> [Short exercise] Carry none of the pictures over; write out the complete data exactly.
--------
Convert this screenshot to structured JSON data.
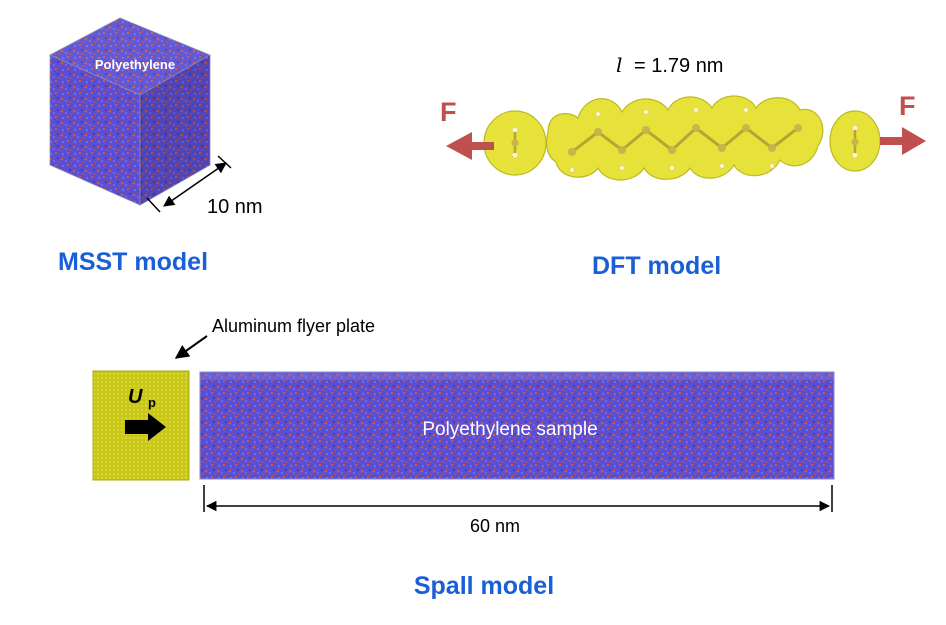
{
  "msst": {
    "label": "MSST model",
    "cube_label": "Polyethylene",
    "dimension": "10 nm"
  },
  "dft": {
    "label": "DFT model",
    "length_symbol": "l",
    "length_value": "= 1.79 nm",
    "force_left": "F",
    "force_right": "F"
  },
  "spall": {
    "label": "Spall model",
    "flyer_label": "Aluminum flyer plate",
    "velocity_symbol": "U",
    "velocity_subscript": "p",
    "sample_label": "Polyethylene sample",
    "dimension": "60 nm"
  },
  "colors": {
    "title_blue": "#1a5fd6",
    "polymer_blue": "#5a4fd0",
    "polymer_red": "#e0513c",
    "aluminum_yellow": "#c9c81a",
    "force_red": "#c0504d",
    "density_yellow": "#e6e23a"
  }
}
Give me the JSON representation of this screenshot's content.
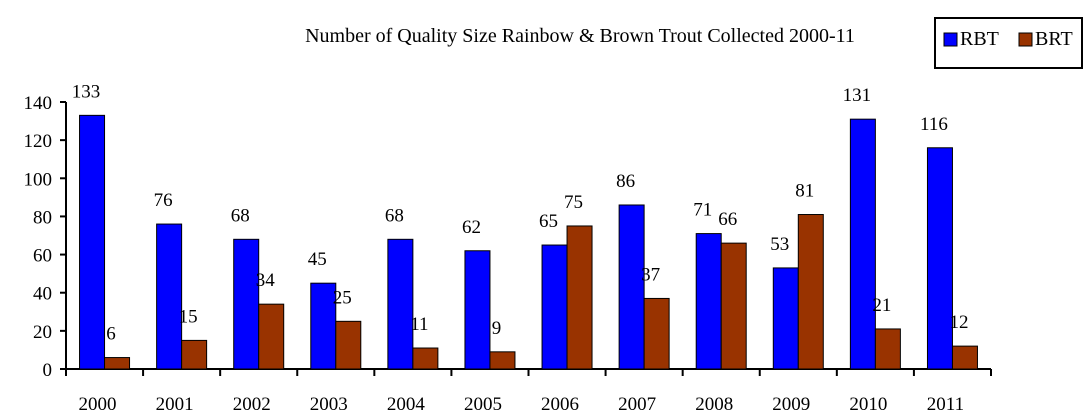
{
  "chart_data": {
    "type": "bar",
    "title": "Number of Quality Size Rainbow & Brown Trout Collected 2000-11",
    "xlabel": "",
    "ylabel": "",
    "categories": [
      "2000",
      "2001",
      "2002",
      "2003",
      "2004",
      "2005",
      "2006",
      "2007",
      "2008",
      "2009",
      "2010",
      "2011"
    ],
    "ylim": [
      0,
      140
    ],
    "yticks": [
      0,
      20,
      40,
      60,
      80,
      100,
      120,
      140
    ],
    "grid": false,
    "legend_position": "top-right",
    "series": [
      {
        "name": "RBT",
        "color": "#0000FF",
        "values": [
          133,
          76,
          68,
          45,
          68,
          62,
          65,
          86,
          71,
          53,
          131,
          116
        ]
      },
      {
        "name": "BRT",
        "color": "#993300",
        "values": [
          6,
          15,
          34,
          25,
          11,
          9,
          75,
          37,
          66,
          81,
          21,
          12
        ]
      }
    ]
  }
}
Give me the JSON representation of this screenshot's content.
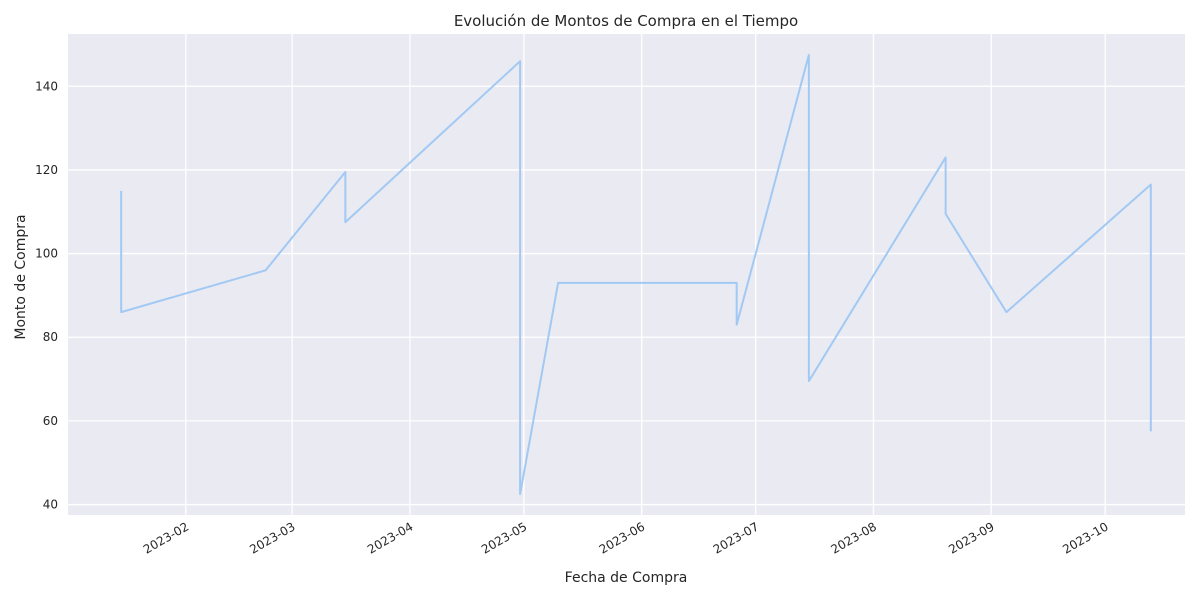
{
  "chart_data": {
    "type": "line",
    "title": "Evolución de Montos de Compra en el Tiempo",
    "xlabel": "Fecha de Compra",
    "ylabel": "Monto de Compra",
    "x_ticks": [
      "2023-02-01",
      "2023-03-01",
      "2023-04-01",
      "2023-05-01",
      "2023-06-01",
      "2023-07-01",
      "2023-08-01",
      "2023-09-01",
      "2023-10-01"
    ],
    "x_tick_labels": [
      "2023-02",
      "2023-03",
      "2023-04",
      "2023-05",
      "2023-06",
      "2023-07",
      "2023-08",
      "2023-09",
      "2023-10"
    ],
    "y_ticks": [
      40,
      60,
      80,
      100,
      120,
      140
    ],
    "xlim": [
      "2023-01-01",
      "2023-10-22"
    ],
    "ylim": [
      37.5,
      152.5
    ],
    "grid": true,
    "series": [
      {
        "color": "#a1c9f4",
        "x": [
          "2023-01-15",
          "2023-01-15",
          "2023-02-22",
          "2023-03-15",
          "2023-03-15",
          "2023-04-30",
          "2023-04-30",
          "2023-05-10",
          "2023-06-26",
          "2023-06-26",
          "2023-07-15",
          "2023-07-15",
          "2023-08-20",
          "2023-08-20",
          "2023-09-05",
          "2023-10-13",
          "2023-10-13"
        ],
        "y": [
          115,
          86,
          96,
          119.5,
          107.5,
          146,
          42.5,
          93,
          93,
          83,
          147.5,
          69.5,
          123,
          109.5,
          86,
          116.5,
          57.5
        ]
      }
    ]
  }
}
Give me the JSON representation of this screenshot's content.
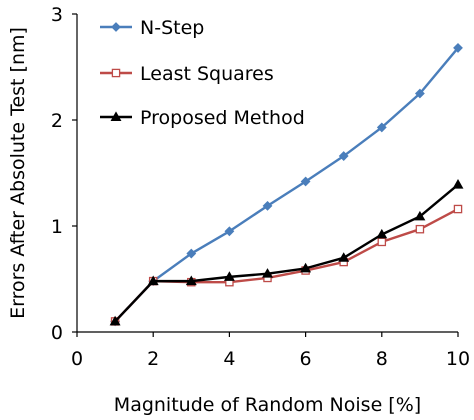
{
  "chart_data": {
    "type": "line",
    "title": "",
    "xlabel": "Magnitude of Random Noise [%]",
    "ylabel": "Errors After Absolute Test [nm]",
    "xlim": [
      0,
      10
    ],
    "ylim": [
      0,
      3
    ],
    "x_ticks": [
      "0",
      "2",
      "4",
      "6",
      "8",
      "10"
    ],
    "y_ticks": [
      "0",
      "1",
      "2",
      "3"
    ],
    "grid": false,
    "legend_position": "top-left",
    "series": [
      {
        "name": "N-Step",
        "color": "#4a7ebb",
        "marker": "diamond",
        "x": [
          1,
          2,
          3,
          4,
          5,
          6,
          7,
          8,
          9,
          10
        ],
        "y": [
          0.1,
          0.48,
          0.74,
          0.95,
          1.19,
          1.42,
          1.66,
          1.93,
          2.25,
          2.68
        ]
      },
      {
        "name": "Least Squares",
        "color": "#be4b48",
        "marker": "square-open",
        "x": [
          1,
          2,
          3,
          4,
          5,
          6,
          7,
          8,
          9,
          10
        ],
        "y": [
          0.1,
          0.48,
          0.47,
          0.47,
          0.51,
          0.58,
          0.66,
          0.85,
          0.97,
          1.16
        ]
      },
      {
        "name": "Proposed Method",
        "color": "#000000",
        "marker": "triangle",
        "x": [
          1,
          2,
          3,
          4,
          5,
          6,
          7,
          8,
          9,
          10
        ],
        "y": [
          0.1,
          0.48,
          0.48,
          0.52,
          0.55,
          0.6,
          0.7,
          0.92,
          1.09,
          1.39
        ]
      }
    ]
  }
}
--------
> [Reply to the task]
Convert this screenshot to structured JSON data.
{
  "msst": {
    "label": "MSST model",
    "cube_label": "Polyethylene",
    "dimension": "10 nm"
  },
  "dft": {
    "label": "DFT model",
    "length_symbol": "l",
    "length_value": "= 1.79 nm",
    "force_left": "F",
    "force_right": "F"
  },
  "spall": {
    "label": "Spall model",
    "flyer_label": "Aluminum flyer plate",
    "velocity_symbol": "U",
    "velocity_subscript": "p",
    "sample_label": "Polyethylene sample",
    "dimension": "60 nm"
  },
  "colors": {
    "title_blue": "#1a5fd6",
    "polymer_blue": "#5a4fd0",
    "polymer_red": "#e0513c",
    "aluminum_yellow": "#c9c81a",
    "force_red": "#c0504d",
    "density_yellow": "#e6e23a"
  }
}
Give me the JSON representation of this screenshot's content.
{
  "chart_data": {
    "type": "bar",
    "title": "Number of Quality Size Rainbow & Brown Trout Collected 2000-11",
    "xlabel": "",
    "ylabel": "",
    "categories": [
      "2000",
      "2001",
      "2002",
      "2003",
      "2004",
      "2005",
      "2006",
      "2007",
      "2008",
      "2009",
      "2010",
      "2011"
    ],
    "ylim": [
      0,
      140
    ],
    "yticks": [
      0,
      20,
      40,
      60,
      80,
      100,
      120,
      140
    ],
    "grid": false,
    "legend_position": "top-right",
    "series": [
      {
        "name": "RBT",
        "color": "#0000FF",
        "values": [
          133,
          76,
          68,
          45,
          68,
          62,
          65,
          86,
          71,
          53,
          131,
          116
        ]
      },
      {
        "name": "BRT",
        "color": "#993300",
        "values": [
          6,
          15,
          34,
          25,
          11,
          9,
          75,
          37,
          66,
          81,
          21,
          12
        ]
      }
    ]
  }
}
Give me the JSON representation of this screenshot's content.
{
  "chart_data": {
    "type": "line",
    "title": "Evolución de Montos de Compra en el Tiempo",
    "xlabel": "Fecha de Compra",
    "ylabel": "Monto de Compra",
    "x_ticks": [
      "2023-02-01",
      "2023-03-01",
      "2023-04-01",
      "2023-05-01",
      "2023-06-01",
      "2023-07-01",
      "2023-08-01",
      "2023-09-01",
      "2023-10-01"
    ],
    "x_tick_labels": [
      "2023-02",
      "2023-03",
      "2023-04",
      "2023-05",
      "2023-06",
      "2023-07",
      "2023-08",
      "2023-09",
      "2023-10"
    ],
    "y_ticks": [
      40,
      60,
      80,
      100,
      120,
      140
    ],
    "xlim": [
      "2023-01-01",
      "2023-10-22"
    ],
    "ylim": [
      37.5,
      152.5
    ],
    "grid": true,
    "series": [
      {
        "color": "#a1c9f4",
        "x": [
          "2023-01-15",
          "2023-01-15",
          "2023-02-22",
          "2023-03-15",
          "2023-03-15",
          "2023-04-30",
          "2023-04-30",
          "2023-05-10",
          "2023-06-26",
          "2023-06-26",
          "2023-07-15",
          "2023-07-15",
          "2023-08-20",
          "2023-08-20",
          "2023-09-05",
          "2023-10-13",
          "2023-10-13"
        ],
        "y": [
          115,
          86,
          96,
          119.5,
          107.5,
          146,
          42.5,
          93,
          93,
          83,
          147.5,
          69.5,
          123,
          109.5,
          86,
          116.5,
          57.5
        ]
      }
    ]
  }
}
Give me the JSON representation of this screenshot's content.
{
  "chart_data": {
    "type": "line",
    "title": "",
    "xlabel": "Magnitude of Random Noise [%]",
    "ylabel": "Errors After Absolute Test [nm]",
    "xlim": [
      0,
      10
    ],
    "ylim": [
      0,
      3
    ],
    "x_ticks": [
      "0",
      "2",
      "4",
      "6",
      "8",
      "10"
    ],
    "y_ticks": [
      "0",
      "1",
      "2",
      "3"
    ],
    "grid": false,
    "legend_position": "top-left",
    "series": [
      {
        "name": "N-Step",
        "color": "#4a7ebb",
        "marker": "diamond",
        "x": [
          1,
          2,
          3,
          4,
          5,
          6,
          7,
          8,
          9,
          10
        ],
        "y": [
          0.1,
          0.48,
          0.74,
          0.95,
          1.19,
          1.42,
          1.66,
          1.93,
          2.25,
          2.68
        ]
      },
      {
        "name": "Least Squares",
        "color": "#be4b48",
        "marker": "square-open",
        "x": [
          1,
          2,
          3,
          4,
          5,
          6,
          7,
          8,
          9,
          10
        ],
        "y": [
          0.1,
          0.48,
          0.47,
          0.47,
          0.51,
          0.58,
          0.66,
          0.85,
          0.97,
          1.16
        ]
      },
      {
        "name": "Proposed Method",
        "color": "#000000",
        "marker": "triangle",
        "x": [
          1,
          2,
          3,
          4,
          5,
          6,
          7,
          8,
          9,
          10
        ],
        "y": [
          0.1,
          0.48,
          0.48,
          0.52,
          0.55,
          0.6,
          0.7,
          0.92,
          1.09,
          1.39
        ]
      }
    ]
  }
}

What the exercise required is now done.